### Your task
In the material below, the lines containing the word "qondiriluvchi" are required; copy each of them.

### Records for the task
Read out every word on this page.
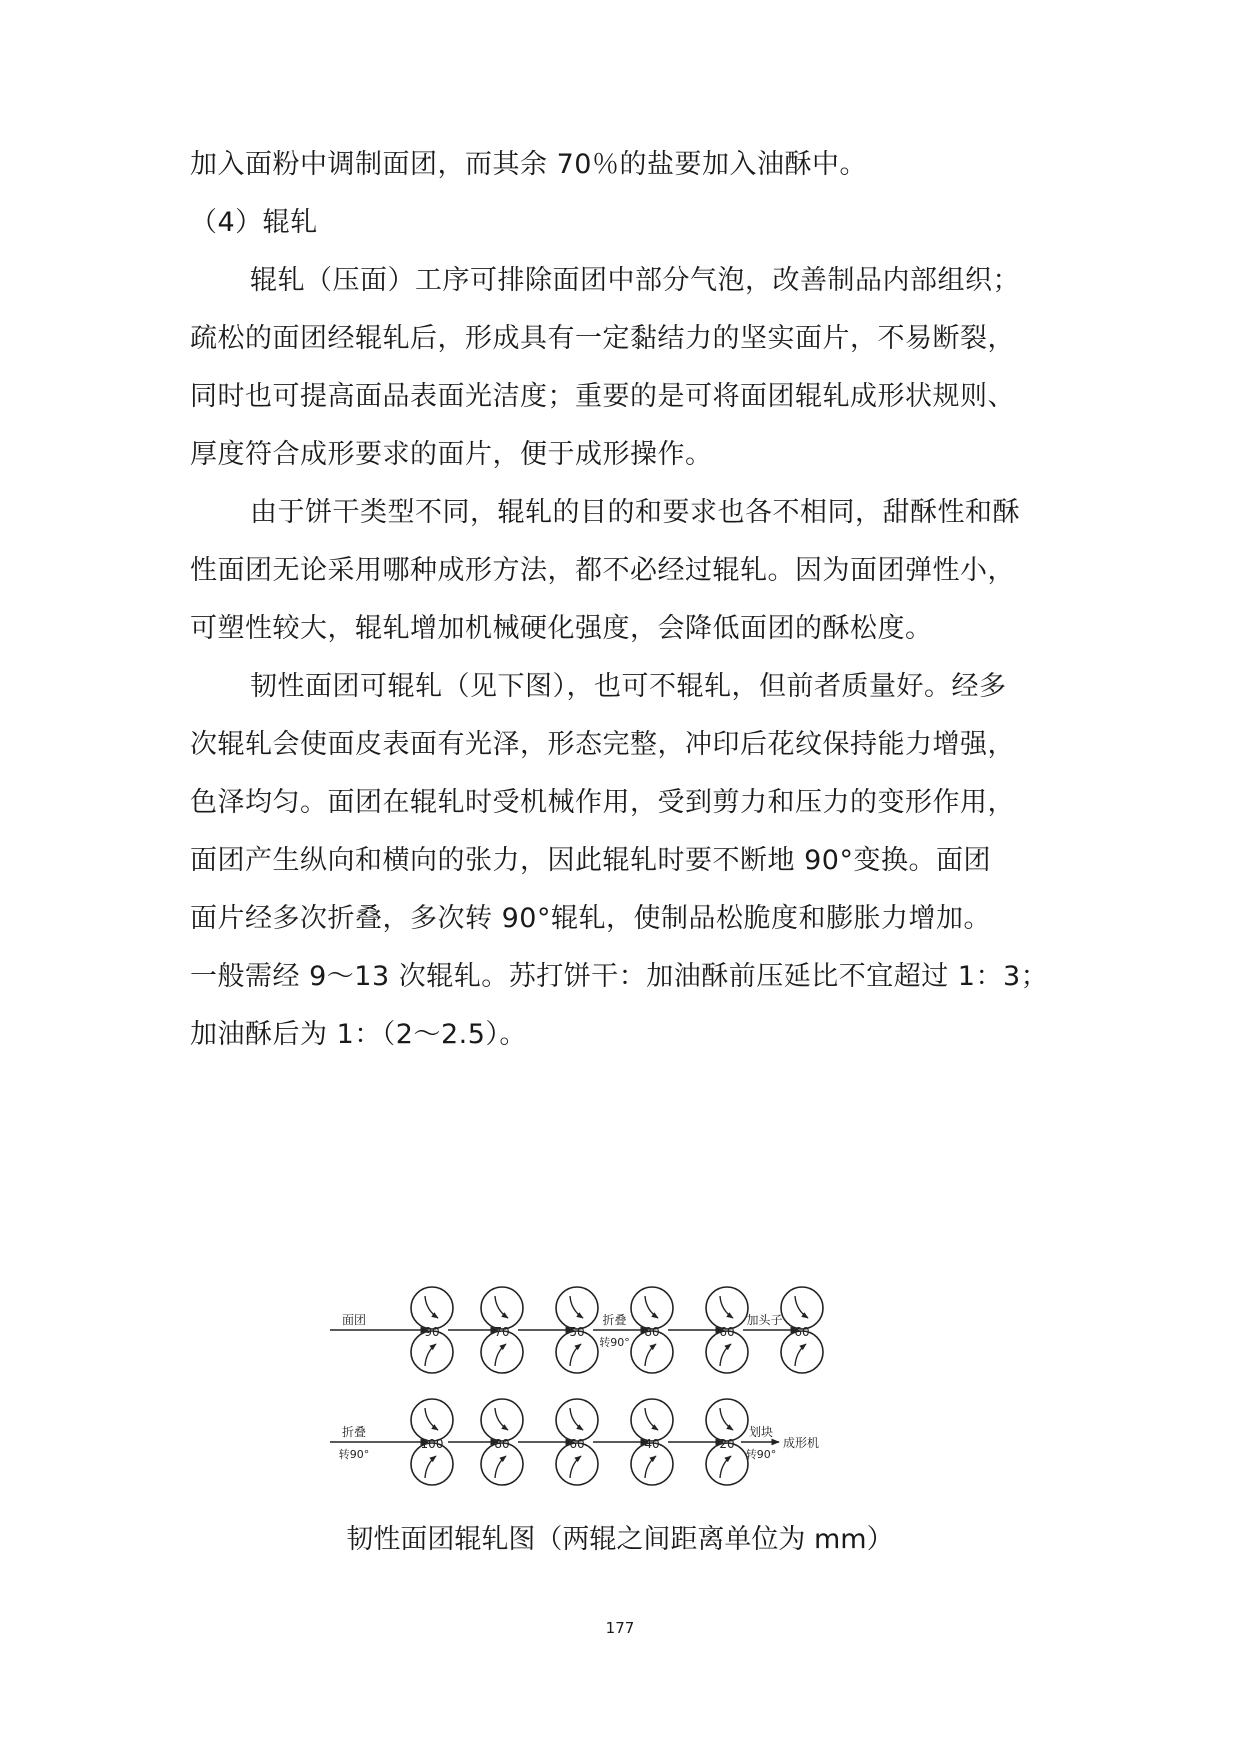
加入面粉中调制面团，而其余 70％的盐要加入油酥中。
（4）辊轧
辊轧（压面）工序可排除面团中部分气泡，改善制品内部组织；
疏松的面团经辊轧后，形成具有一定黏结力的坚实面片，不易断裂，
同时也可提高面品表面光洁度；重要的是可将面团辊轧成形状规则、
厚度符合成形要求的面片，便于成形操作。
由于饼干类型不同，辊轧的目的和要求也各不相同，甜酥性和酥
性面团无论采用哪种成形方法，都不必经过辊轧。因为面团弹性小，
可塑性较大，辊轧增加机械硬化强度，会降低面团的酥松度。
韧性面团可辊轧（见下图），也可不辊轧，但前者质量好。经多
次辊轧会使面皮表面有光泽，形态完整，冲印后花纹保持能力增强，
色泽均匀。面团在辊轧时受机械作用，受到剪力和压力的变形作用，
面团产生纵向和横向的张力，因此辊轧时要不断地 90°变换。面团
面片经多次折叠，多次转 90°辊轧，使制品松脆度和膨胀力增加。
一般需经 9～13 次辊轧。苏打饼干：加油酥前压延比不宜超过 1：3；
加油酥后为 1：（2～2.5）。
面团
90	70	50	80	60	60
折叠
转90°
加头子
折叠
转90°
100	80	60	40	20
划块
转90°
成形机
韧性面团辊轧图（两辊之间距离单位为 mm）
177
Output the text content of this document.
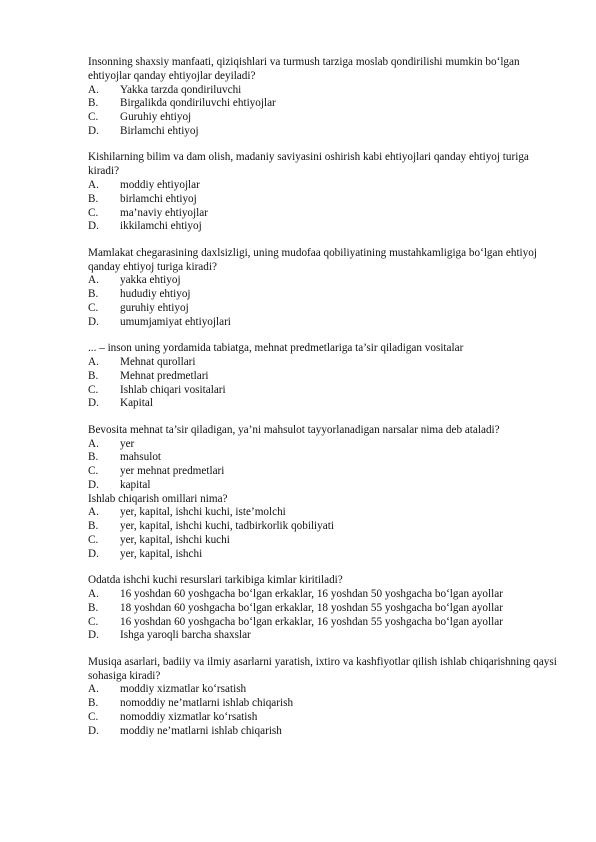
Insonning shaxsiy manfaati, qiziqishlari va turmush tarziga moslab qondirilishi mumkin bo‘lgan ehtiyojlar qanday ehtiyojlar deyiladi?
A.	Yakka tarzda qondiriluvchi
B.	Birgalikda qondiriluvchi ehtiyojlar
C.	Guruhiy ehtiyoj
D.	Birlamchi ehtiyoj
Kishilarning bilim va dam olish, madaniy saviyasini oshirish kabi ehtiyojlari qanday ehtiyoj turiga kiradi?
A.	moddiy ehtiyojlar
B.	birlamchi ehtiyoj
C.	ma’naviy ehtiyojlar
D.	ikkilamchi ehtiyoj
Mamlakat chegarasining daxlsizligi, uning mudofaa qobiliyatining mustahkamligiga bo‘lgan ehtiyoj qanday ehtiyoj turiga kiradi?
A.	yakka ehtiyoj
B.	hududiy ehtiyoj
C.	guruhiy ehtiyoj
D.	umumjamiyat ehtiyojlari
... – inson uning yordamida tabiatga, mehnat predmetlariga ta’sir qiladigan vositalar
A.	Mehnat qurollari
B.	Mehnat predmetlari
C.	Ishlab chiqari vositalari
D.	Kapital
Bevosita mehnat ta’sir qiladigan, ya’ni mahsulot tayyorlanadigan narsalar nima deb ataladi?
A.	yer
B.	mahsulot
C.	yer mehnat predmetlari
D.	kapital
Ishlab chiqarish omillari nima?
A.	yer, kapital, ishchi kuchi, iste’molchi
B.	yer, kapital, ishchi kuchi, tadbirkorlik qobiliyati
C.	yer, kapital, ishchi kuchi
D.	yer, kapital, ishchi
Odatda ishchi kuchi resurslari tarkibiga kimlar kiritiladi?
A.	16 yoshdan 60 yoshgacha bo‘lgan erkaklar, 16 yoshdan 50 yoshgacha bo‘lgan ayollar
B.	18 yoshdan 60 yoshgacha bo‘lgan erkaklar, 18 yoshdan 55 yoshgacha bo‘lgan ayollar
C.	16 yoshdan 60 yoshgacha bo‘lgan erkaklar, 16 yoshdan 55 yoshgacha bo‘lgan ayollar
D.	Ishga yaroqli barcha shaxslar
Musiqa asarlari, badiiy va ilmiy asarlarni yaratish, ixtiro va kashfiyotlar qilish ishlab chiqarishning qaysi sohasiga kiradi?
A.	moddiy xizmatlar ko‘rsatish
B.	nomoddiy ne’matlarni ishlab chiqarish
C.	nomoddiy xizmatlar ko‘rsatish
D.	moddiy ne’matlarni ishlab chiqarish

### Correct output
A.	Yakka tarzda qondiriluvchi
B.	Birgalikda qondiriluvchi ehtiyojlar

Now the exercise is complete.